Data entries:
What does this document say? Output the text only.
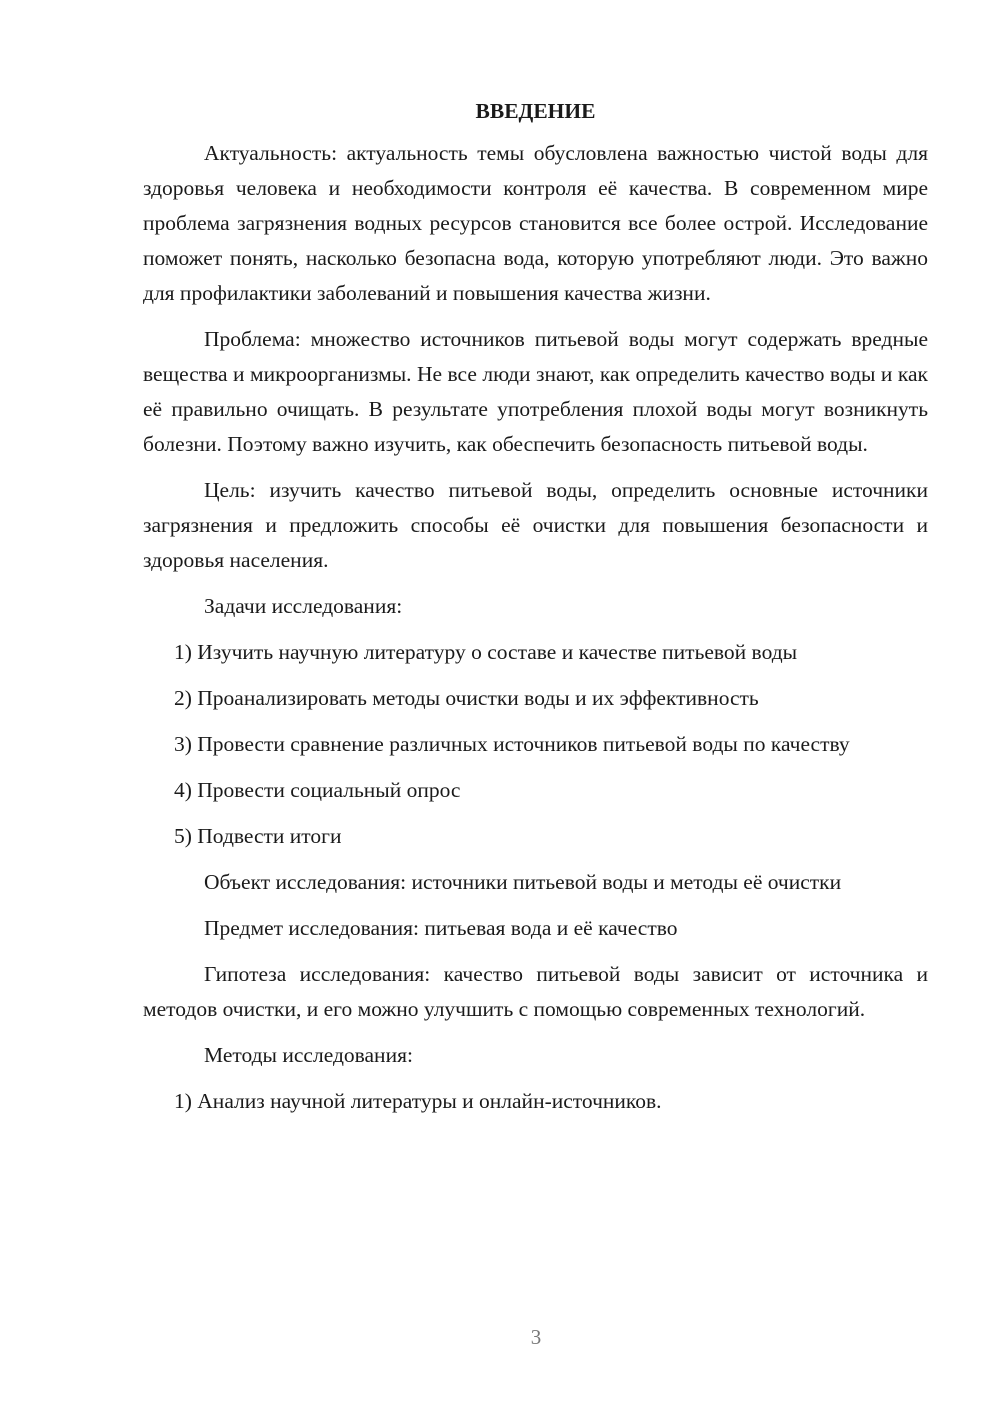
ВВЕДЕНИЕ

Актуальность: актуальность темы обусловлена важностью чистой воды для здоровья человека и необходимости контроля её качества. В современном мире проблема загрязнения водных ресурсов становится все более острой. Исследование поможет понять, насколько безопасна вода, которую употребляют люди. Это важно для профилактики заболеваний и повышения качества жизни.

Проблема: множество источников питьевой воды могут содержать вредные вещества и микроорганизмы. Не все люди знают, как определить качество воды и как её правильно очищать. В результате употребления плохой воды могут возникнуть болезни. Поэтому важно изучить, как обеспечить безопасность питьевой воды.

Цель: изучить качество питьевой воды, определить основные источники загрязнения и предложить способы её очистки для повышения безопасности и здоровья населения.

Задачи исследования:

1) Изучить научную литературу о составе и качестве питьевой воды

2) Проанализировать методы очистки воды и их эффективность

3) Провести сравнение различных источников питьевой воды по качеству

4) Провести социальный опрос

5) Подвести итоги

Объект исследования: источники питьевой воды и методы её очистки

Предмет исследования: питьевая вода и её качество

Гипотеза исследования: качество питьевой воды зависит от источника и методов очистки, и его можно улучшить с помощью современных технологий.

Методы исследования:

1) Анализ научной литературы и онлайн-источников.

3
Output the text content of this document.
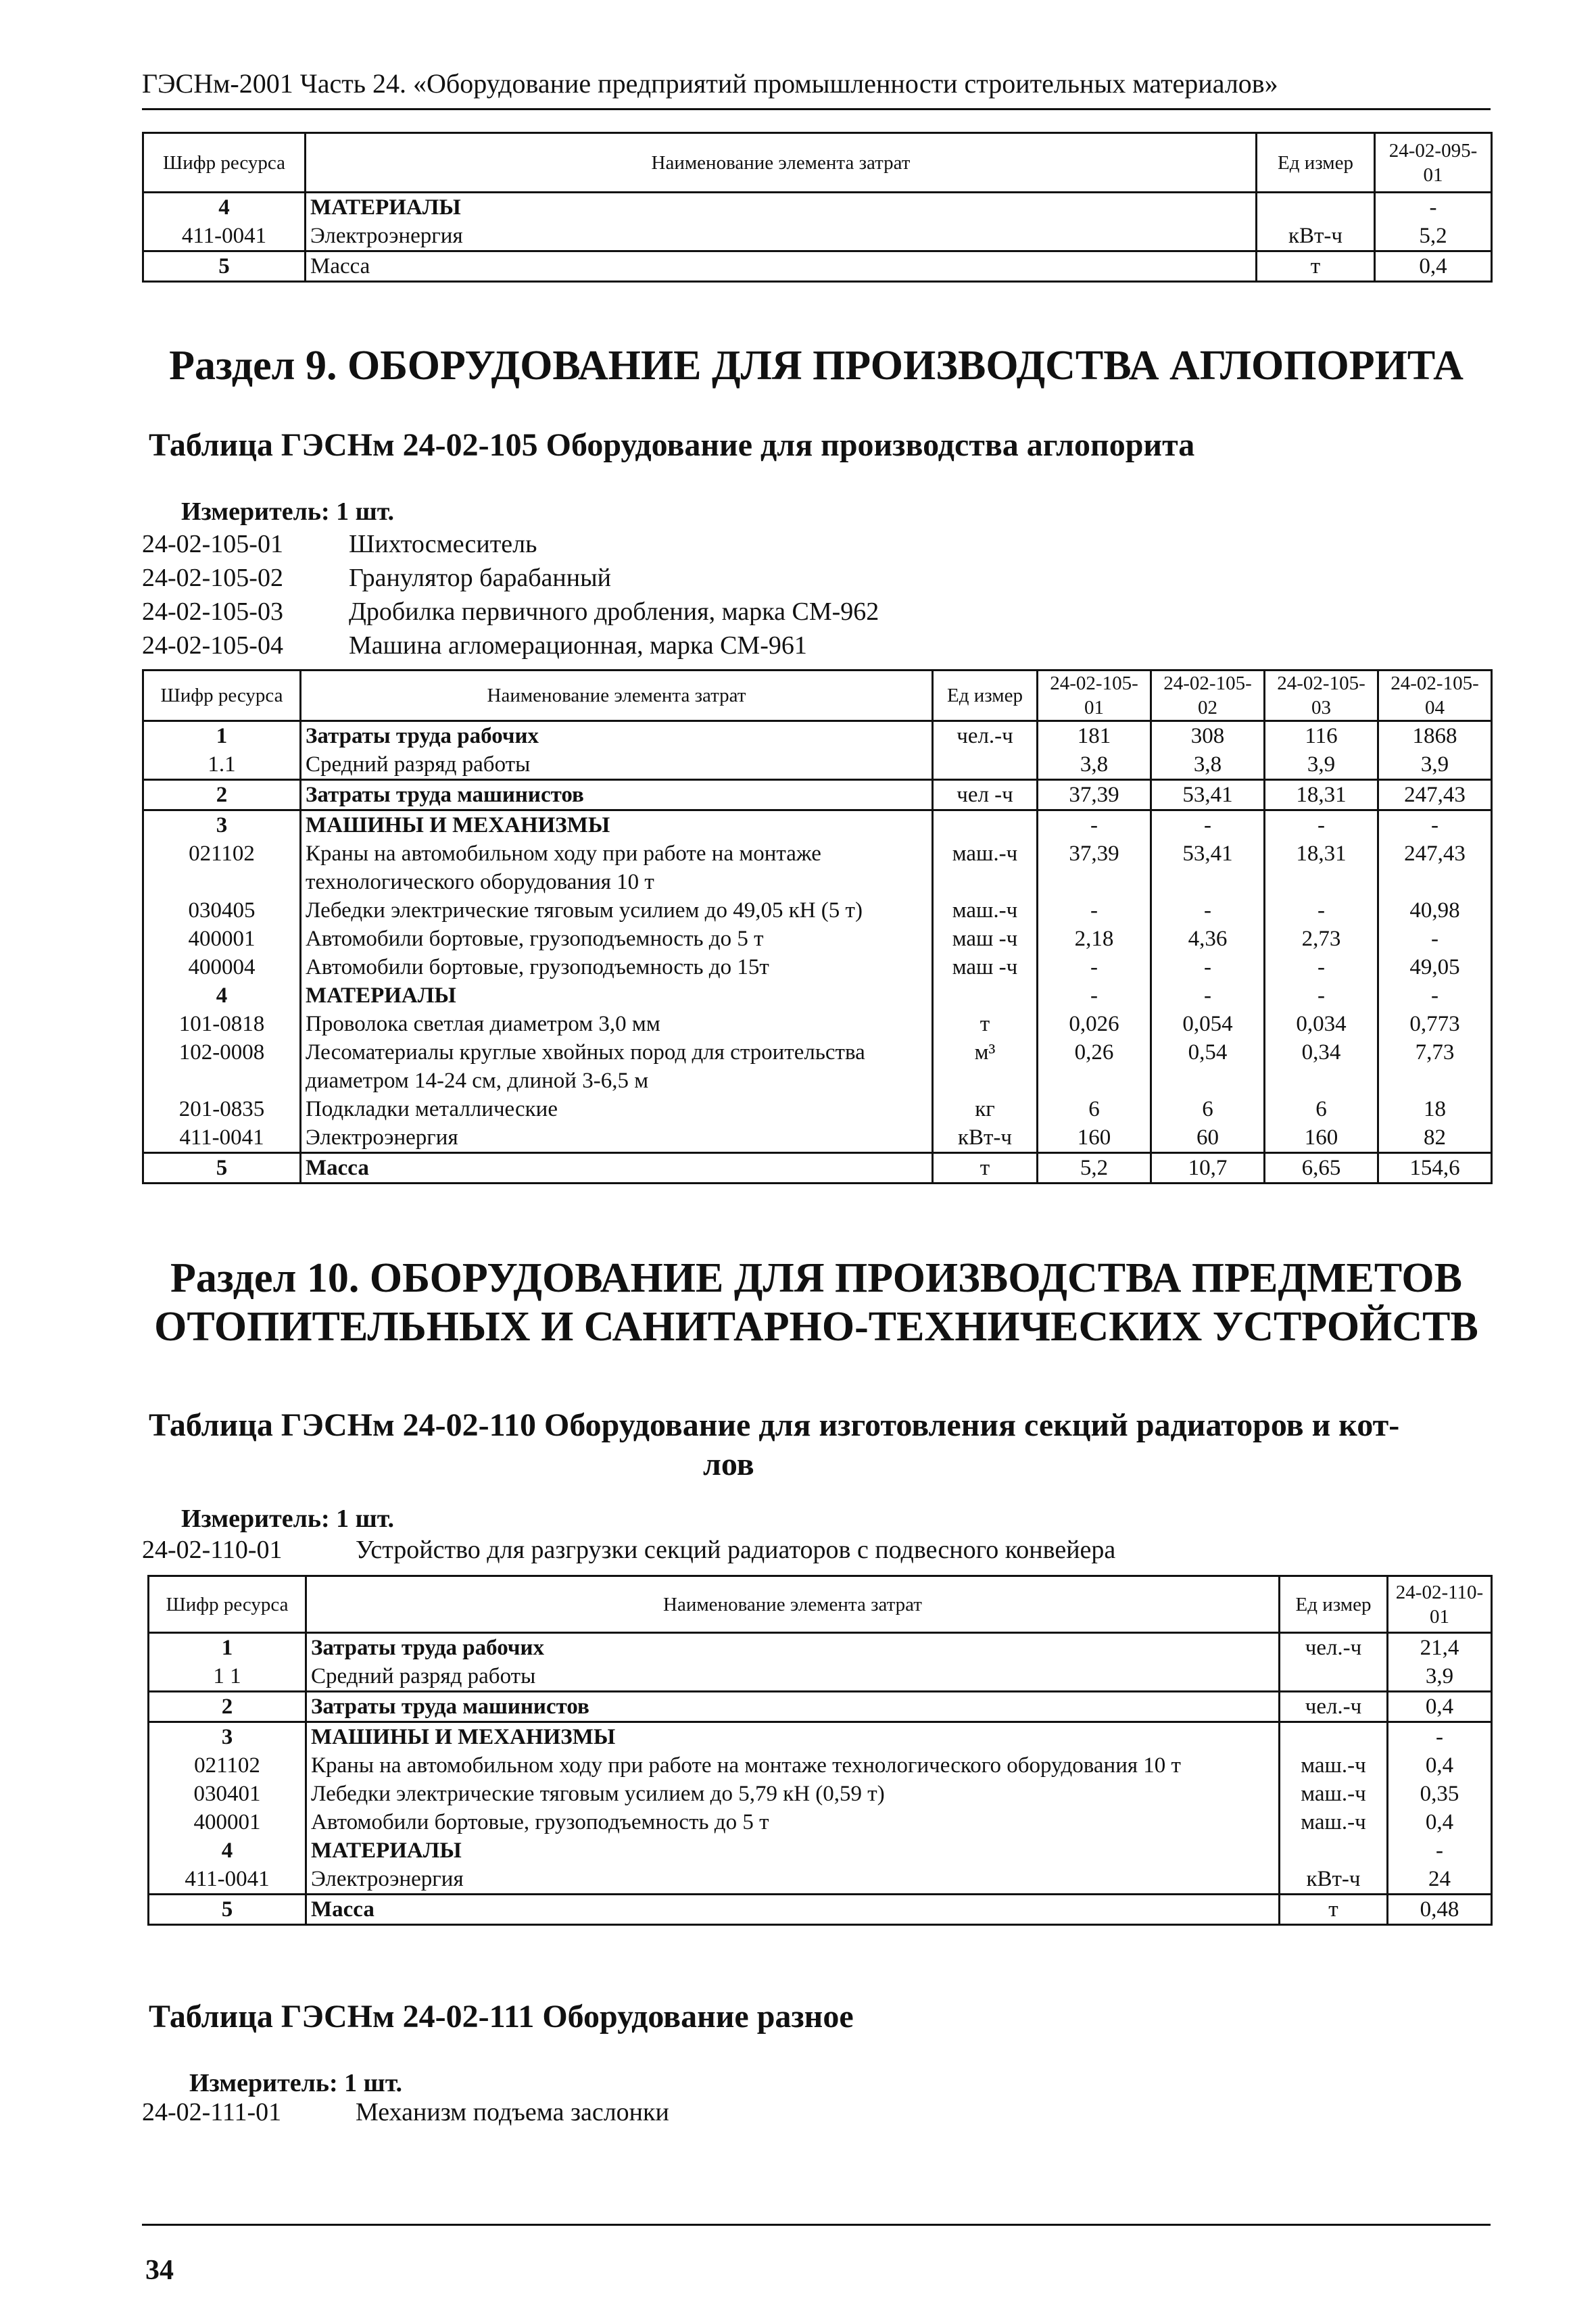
ГЭСНм-2001 Часть 24. «Оборудование предприятий промышленности строительных материалов»
Шифр ресурса	Наименование элемента затрат	Ед измер	24-02-095-01
4	МАТЕРИАЛЫ		-
411-0041	Электроэнергия	кВт-ч	5,2
5	Масса	т	0,4
Раздел 9. ОБОРУДОВАНИЕ ДЛЯ ПРОИЗВОДСТВА АГЛОПОРИТА
Таблица ГЭСНм 24-02-105 Оборудование для производства аглопорита
Измеритель: 1 шт.
24-02-105-01	Шихтосмеситель
24-02-105-02	Гранулятор барабанный
24-02-105-03	Дробилка первичного дробления, марка СМ-962
24-02-105-04	Машина агломерационная, марка СМ-961
Шифр ресурса	Наименование элемента затрат	Ед измер	24-02-105-01	24-02-105-02	24-02-105-03	24-02-105-04
1	Затраты труда рабочих	чел.-ч	181	308	116	1868
1.1	Средний разряд работы		3,8	3,8	3,9	3,9
2	Затраты труда машинистов	чел -ч	37,39	53,41	18,31	247,43
3	МАШИНЫ И МЕХАНИЗМЫ		-	-	-	-
021102	Краны на автомобильном ходу при работе на монтаже технологического оборудования 10 т	маш.-ч	37,39	53,41	18,31	247,43
030405	Лебедки электрические тяговым усилием до 49,05 кН (5 т)	маш.-ч	-	-	-	40,98
400001	Автомобили бортовые, грузоподъемность до 5 т	маш -ч	2,18	4,36	2,73	-
400004	Автомобили бортовые, грузоподъемность до 15т	маш -ч	-	-	-	49,05
4	МАТЕРИАЛЫ		-	-	-	-
101-0818	Проволока светлая диаметром 3,0 мм	т	0,026	0,054	0,034	0,773
102-0008	Лесоматериалы круглые хвойных пород для строительства диаметром 14-24 см, длиной 3-6,5 м	м³	0,26	0,54	0,34	7,73
201-0835	Подкладки металлические	кг	6	6	6	18
411-0041	Электроэнергия	кВт-ч	160	60	160	82
5	Масса	т	5,2	10,7	6,65	154,6
Раздел 10. ОБОРУДОВАНИЕ ДЛЯ ПРОИЗВОДСТВА ПРЕДМЕТОВ
ОТОПИТЕЛЬНЫХ И САНИТАРНО-ТЕХНИЧЕСКИХ УСТРОЙСТВ
Таблица ГЭСНм 24-02-110 Оборудование для изготовления секций радиаторов и кот-
лов
Измеритель: 1 шт.
24-02-110-01	Устройство для разгрузки секций радиаторов с подвесного конвейера
Шифр ресурса	Наименование элемента затрат	Ед измер	24-02-110-01
1	Затраты труда рабочих	чел.-ч	21,4
1 1	Средний разряд работы		3,9
2	Затраты труда машинистов	чел.-ч	0,4
3	МАШИНЫ И МЕХАНИЗМЫ		-
021102	Краны на автомобильном ходу при работе на монтаже технологического оборудования 10 т	маш.-ч	0,4
030401	Лебедки электрические тяговым усилием до 5,79 кН (0,59 т)	маш.-ч	0,35
400001	Автомобили бортовые, грузоподъемность до 5 т	маш.-ч	0,4
4	МАТЕРИАЛЫ		-
411-0041	Электроэнергия	кВт-ч	24
5	Масса	т	0,48
Таблица ГЭСНм 24-02-111 Оборудование разное
Измеритель: 1 шт.
24-02-111-01	Механизм подъема заслонки
34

OBJECTIVE: Scan the data above; copy every line where "бортовые" appears.

RESPONSE:
400001	Автомобили бортовые, грузоподъемность до 5 т	маш -ч	2,18	4,36	2,73	-
400004	Автомобили бортовые, грузоподъемность до 15т	маш -ч	-	-	-	49,05
400001	Автомобили бортовые, грузоподъемность до 5 т	маш.-ч	0,4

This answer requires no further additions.